_INPUT FOR THIS TASK_

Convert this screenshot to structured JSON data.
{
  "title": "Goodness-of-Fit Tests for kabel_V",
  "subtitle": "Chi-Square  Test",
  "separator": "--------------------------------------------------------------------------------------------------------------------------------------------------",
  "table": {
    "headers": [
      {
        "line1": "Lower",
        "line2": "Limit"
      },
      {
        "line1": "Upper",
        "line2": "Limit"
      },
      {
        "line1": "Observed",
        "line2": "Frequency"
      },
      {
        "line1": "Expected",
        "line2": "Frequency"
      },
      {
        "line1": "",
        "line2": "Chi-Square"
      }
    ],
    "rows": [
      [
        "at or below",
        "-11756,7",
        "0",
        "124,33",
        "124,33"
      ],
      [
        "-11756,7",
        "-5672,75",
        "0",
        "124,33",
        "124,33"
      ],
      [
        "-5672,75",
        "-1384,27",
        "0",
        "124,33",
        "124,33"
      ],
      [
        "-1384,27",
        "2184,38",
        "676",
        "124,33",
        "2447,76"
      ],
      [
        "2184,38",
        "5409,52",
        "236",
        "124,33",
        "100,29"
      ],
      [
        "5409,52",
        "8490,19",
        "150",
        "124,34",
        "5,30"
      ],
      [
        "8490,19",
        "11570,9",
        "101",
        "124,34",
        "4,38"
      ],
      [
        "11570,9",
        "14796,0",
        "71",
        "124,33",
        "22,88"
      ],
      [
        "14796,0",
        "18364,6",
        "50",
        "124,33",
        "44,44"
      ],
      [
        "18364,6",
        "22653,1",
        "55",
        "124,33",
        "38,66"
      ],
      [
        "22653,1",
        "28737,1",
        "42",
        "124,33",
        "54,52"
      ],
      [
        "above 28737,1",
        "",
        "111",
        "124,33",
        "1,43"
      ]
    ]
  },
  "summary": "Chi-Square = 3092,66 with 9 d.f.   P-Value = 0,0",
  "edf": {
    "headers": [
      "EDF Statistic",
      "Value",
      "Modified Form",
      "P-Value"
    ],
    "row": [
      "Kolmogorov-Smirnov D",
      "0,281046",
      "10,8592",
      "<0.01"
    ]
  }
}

_REQUIRED WORK_
Select from the material above each line in which the string "Square" appears, and list those lines.

_FINISHED ANSWER_
  "subtitle": "Chi-Square  Test",
        "line2": "Chi-Square"
  "summary": "Chi-Square = 3092,66 with 9 d.f.   P-Value = 0,0",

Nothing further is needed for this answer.